Ever wonder why Easter Eggs are “Easter” eggs? For anyone marginally schooled in Christianity lamb is a given, borrowed from the Jewish Passover tradition (sacrifical lamb, Lamb of God, etc.), but spring lamb, ham, and eggs far predate Christianity.
Spring lamb is just coming to market at Easter and has been a celebratory menu item for eons across the world symbolizing new beginnings and rebirth. The pig was considered a symbol of luck in pre-Christian Europe and, hence, the bringing of ham to the table in springtime.
Pagan rites of spring brought the egg to the table. The egg is a symbol of rebirth, rejuvenation, and immortality. The early Christian calendar forbade the ingestion of eggs during lent, so everyone was really excited to eat them again when lent was over (Easter). Egg decorating has been around for thousands of years. Particularly intricate and beautiful designs come from central Europe.

──────

**THINGS TO DO:**
a) In the passage on Easter foods, what did the pig symbolize in pre-Christian Europe?
b) Copy the passage on Easter foods word for word, starting at "Pagan rites of" and continuing up to and including "from central Europe.".

**STORED DATA:**
──────

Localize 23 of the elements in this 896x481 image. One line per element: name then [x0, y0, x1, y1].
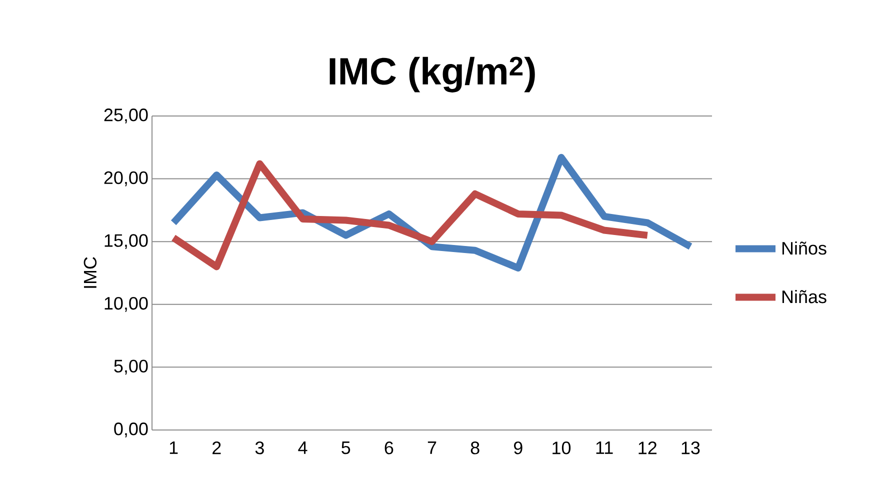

──────

**THE RESPONSES:**
a) Luck.

b)
Pagan rites of spring brought the egg to the table. The egg is a symbol of rebirth, rejuvenation, and immortality. The early Christian calendar forbade the ingestion of eggs during lent, so everyone was really excited to eat them again when lent was over (Easter). Egg decorating has been around for thousands of years. Particularly intricate and beautiful designs come from central Europe.